### WHAT THE TASK REQUIRES
Output each line exactly as it appears, skipping any embedded picture.
--- START OF RECORDS FOR PROCESSING ---
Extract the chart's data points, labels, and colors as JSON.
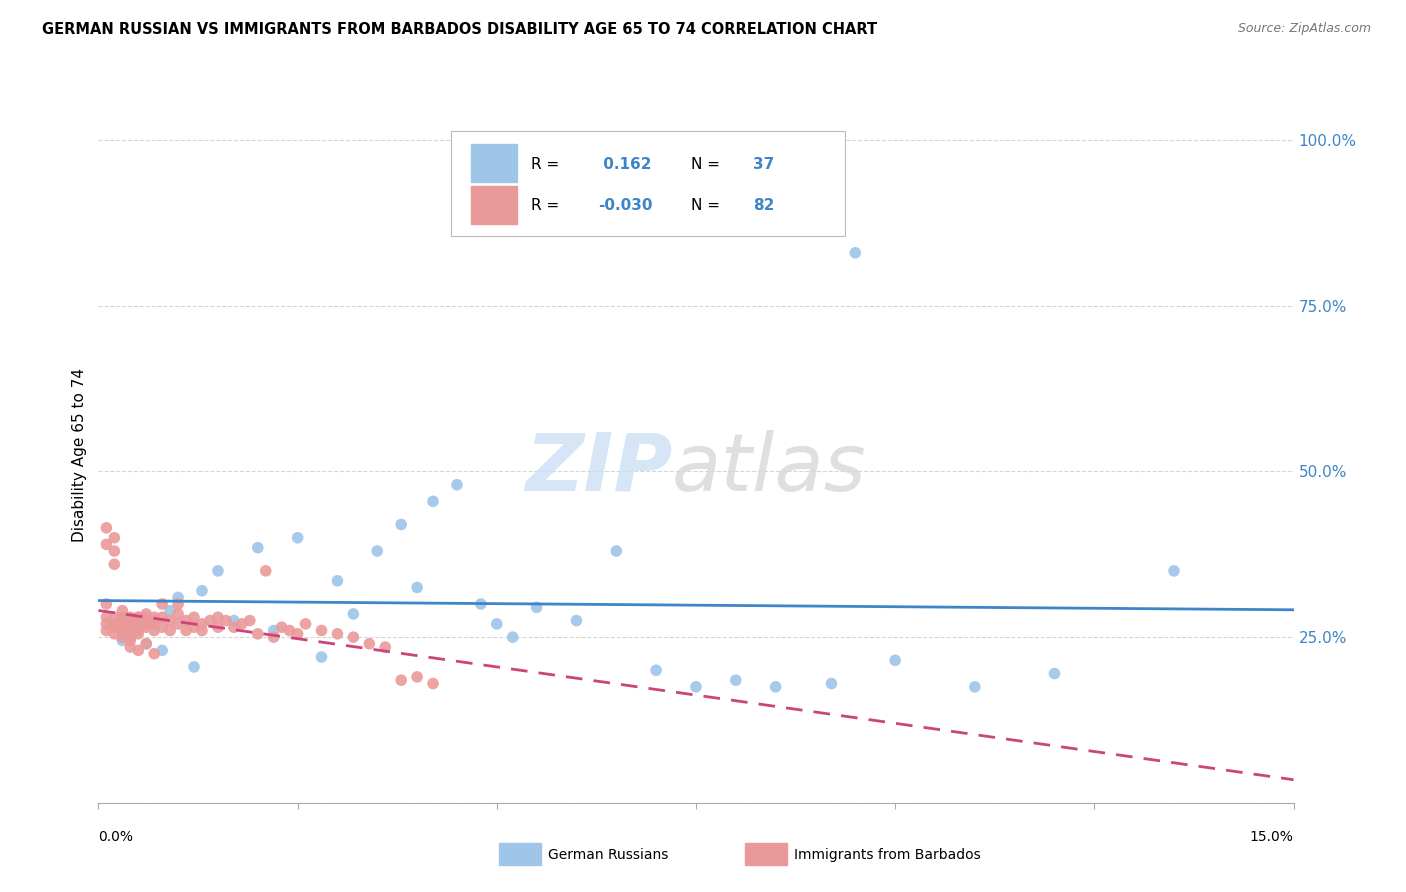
{
  "title": "GERMAN RUSSIAN VS IMMIGRANTS FROM BARBADOS DISABILITY AGE 65 TO 74 CORRELATION CHART",
  "source": "Source: ZipAtlas.com",
  "ylabel": "Disability Age 65 to 74",
  "color_blue": "#9fc5e8",
  "color_pink": "#ea9999",
  "color_blue_line": "#3d85c8",
  "color_pink_line": "#cc4478",
  "legend_R1": " 0.162",
  "legend_N1": "37",
  "legend_R2": "-0.030",
  "legend_N2": "82",
  "xmin": 0.0,
  "xmax": 0.15,
  "ymin": 0.0,
  "ymax": 1.05,
  "ytick_positions": [
    0.0,
    0.25,
    0.5,
    0.75,
    1.0
  ],
  "ytick_labels": [
    "",
    "25.0%",
    "50.0%",
    "75.0%",
    "100.0%"
  ],
  "xtick_positions": [
    0.0,
    0.025,
    0.05,
    0.075,
    0.1,
    0.125,
    0.15
  ],
  "gr_x": [
    0.003,
    0.005,
    0.006,
    0.008,
    0.009,
    0.01,
    0.012,
    0.013,
    0.015,
    0.017,
    0.02,
    0.022,
    0.025,
    0.028,
    0.03,
    0.032,
    0.035,
    0.038,
    0.04,
    0.042,
    0.045,
    0.048,
    0.05,
    0.052,
    0.055,
    0.06,
    0.065,
    0.07,
    0.075,
    0.08,
    0.085,
    0.092,
    0.095,
    0.1,
    0.11,
    0.12,
    0.135
  ],
  "gr_y": [
    0.245,
    0.27,
    0.24,
    0.23,
    0.29,
    0.31,
    0.205,
    0.32,
    0.35,
    0.275,
    0.385,
    0.26,
    0.4,
    0.22,
    0.335,
    0.285,
    0.38,
    0.42,
    0.325,
    0.455,
    0.48,
    0.3,
    0.27,
    0.25,
    0.295,
    0.275,
    0.38,
    0.2,
    0.175,
    0.185,
    0.175,
    0.18,
    0.83,
    0.215,
    0.175,
    0.195,
    0.35
  ],
  "bb_x": [
    0.001,
    0.001,
    0.001,
    0.001,
    0.002,
    0.002,
    0.002,
    0.002,
    0.002,
    0.003,
    0.003,
    0.003,
    0.003,
    0.003,
    0.003,
    0.004,
    0.004,
    0.004,
    0.004,
    0.004,
    0.005,
    0.005,
    0.005,
    0.005,
    0.005,
    0.005,
    0.006,
    0.006,
    0.006,
    0.006,
    0.006,
    0.007,
    0.007,
    0.007,
    0.007,
    0.008,
    0.008,
    0.008,
    0.009,
    0.009,
    0.01,
    0.01,
    0.01,
    0.011,
    0.011,
    0.012,
    0.012,
    0.013,
    0.013,
    0.014,
    0.015,
    0.015,
    0.016,
    0.017,
    0.018,
    0.019,
    0.02,
    0.021,
    0.022,
    0.023,
    0.024,
    0.025,
    0.026,
    0.028,
    0.03,
    0.032,
    0.034,
    0.036,
    0.038,
    0.04,
    0.042,
    0.001,
    0.001,
    0.002,
    0.002,
    0.003,
    0.003,
    0.004,
    0.004,
    0.005,
    0.006,
    0.007
  ],
  "bb_y": [
    0.28,
    0.26,
    0.27,
    0.3,
    0.4,
    0.27,
    0.28,
    0.265,
    0.255,
    0.26,
    0.275,
    0.27,
    0.28,
    0.265,
    0.29,
    0.25,
    0.275,
    0.265,
    0.28,
    0.26,
    0.26,
    0.28,
    0.27,
    0.265,
    0.28,
    0.255,
    0.27,
    0.285,
    0.265,
    0.28,
    0.27,
    0.28,
    0.26,
    0.275,
    0.27,
    0.3,
    0.265,
    0.28,
    0.26,
    0.275,
    0.285,
    0.27,
    0.3,
    0.275,
    0.26,
    0.28,
    0.265,
    0.27,
    0.26,
    0.275,
    0.265,
    0.28,
    0.275,
    0.265,
    0.27,
    0.275,
    0.255,
    0.35,
    0.25,
    0.265,
    0.26,
    0.255,
    0.27,
    0.26,
    0.255,
    0.25,
    0.24,
    0.235,
    0.185,
    0.19,
    0.18,
    0.39,
    0.415,
    0.38,
    0.36,
    0.27,
    0.25,
    0.245,
    0.235,
    0.23,
    0.24,
    0.225
  ]
}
--- END OF RECORDS FOR PROCESSING ---
### THE SOLUTION
Extract the chart's data points, labels, and colors as JSON.
{
  "title": "GERMAN RUSSIAN VS IMMIGRANTS FROM BARBADOS DISABILITY AGE 65 TO 74 CORRELATION CHART",
  "source": "Source: ZipAtlas.com",
  "ylabel": "Disability Age 65 to 74",
  "color_blue": "#9fc5e8",
  "color_pink": "#ea9999",
  "color_blue_line": "#3d85c8",
  "color_pink_line": "#cc4478",
  "legend_R1": " 0.162",
  "legend_N1": "37",
  "legend_R2": "-0.030",
  "legend_N2": "82",
  "xmin": 0.0,
  "xmax": 0.15,
  "ymin": 0.0,
  "ymax": 1.05,
  "ytick_positions": [
    0.0,
    0.25,
    0.5,
    0.75,
    1.0
  ],
  "ytick_labels": [
    "",
    "25.0%",
    "50.0%",
    "75.0%",
    "100.0%"
  ],
  "xtick_positions": [
    0.0,
    0.025,
    0.05,
    0.075,
    0.1,
    0.125,
    0.15
  ],
  "gr_x": [
    0.003,
    0.005,
    0.006,
    0.008,
    0.009,
    0.01,
    0.012,
    0.013,
    0.015,
    0.017,
    0.02,
    0.022,
    0.025,
    0.028,
    0.03,
    0.032,
    0.035,
    0.038,
    0.04,
    0.042,
    0.045,
    0.048,
    0.05,
    0.052,
    0.055,
    0.06,
    0.065,
    0.07,
    0.075,
    0.08,
    0.085,
    0.092,
    0.095,
    0.1,
    0.11,
    0.12,
    0.135
  ],
  "gr_y": [
    0.245,
    0.27,
    0.24,
    0.23,
    0.29,
    0.31,
    0.205,
    0.32,
    0.35,
    0.275,
    0.385,
    0.26,
    0.4,
    0.22,
    0.335,
    0.285,
    0.38,
    0.42,
    0.325,
    0.455,
    0.48,
    0.3,
    0.27,
    0.25,
    0.295,
    0.275,
    0.38,
    0.2,
    0.175,
    0.185,
    0.175,
    0.18,
    0.83,
    0.215,
    0.175,
    0.195,
    0.35
  ],
  "bb_x": [
    0.001,
    0.001,
    0.001,
    0.001,
    0.002,
    0.002,
    0.002,
    0.002,
    0.002,
    0.003,
    0.003,
    0.003,
    0.003,
    0.003,
    0.003,
    0.004,
    0.004,
    0.004,
    0.004,
    0.004,
    0.005,
    0.005,
    0.005,
    0.005,
    0.005,
    0.005,
    0.006,
    0.006,
    0.006,
    0.006,
    0.006,
    0.007,
    0.007,
    0.007,
    0.007,
    0.008,
    0.008,
    0.008,
    0.009,
    0.009,
    0.01,
    0.01,
    0.01,
    0.011,
    0.011,
    0.012,
    0.012,
    0.013,
    0.013,
    0.014,
    0.015,
    0.015,
    0.016,
    0.017,
    0.018,
    0.019,
    0.02,
    0.021,
    0.022,
    0.023,
    0.024,
    0.025,
    0.026,
    0.028,
    0.03,
    0.032,
    0.034,
    0.036,
    0.038,
    0.04,
    0.042,
    0.001,
    0.001,
    0.002,
    0.002,
    0.003,
    0.003,
    0.004,
    0.004,
    0.005,
    0.006,
    0.007
  ],
  "bb_y": [
    0.28,
    0.26,
    0.27,
    0.3,
    0.4,
    0.27,
    0.28,
    0.265,
    0.255,
    0.26,
    0.275,
    0.27,
    0.28,
    0.265,
    0.29,
    0.25,
    0.275,
    0.265,
    0.28,
    0.26,
    0.26,
    0.28,
    0.27,
    0.265,
    0.28,
    0.255,
    0.27,
    0.285,
    0.265,
    0.28,
    0.27,
    0.28,
    0.26,
    0.275,
    0.27,
    0.3,
    0.265,
    0.28,
    0.26,
    0.275,
    0.285,
    0.27,
    0.3,
    0.275,
    0.26,
    0.28,
    0.265,
    0.27,
    0.26,
    0.275,
    0.265,
    0.28,
    0.275,
    0.265,
    0.27,
    0.275,
    0.255,
    0.35,
    0.25,
    0.265,
    0.26,
    0.255,
    0.27,
    0.26,
    0.255,
    0.25,
    0.24,
    0.235,
    0.185,
    0.19,
    0.18,
    0.39,
    0.415,
    0.38,
    0.36,
    0.27,
    0.25,
    0.245,
    0.235,
    0.23,
    0.24,
    0.225
  ]
}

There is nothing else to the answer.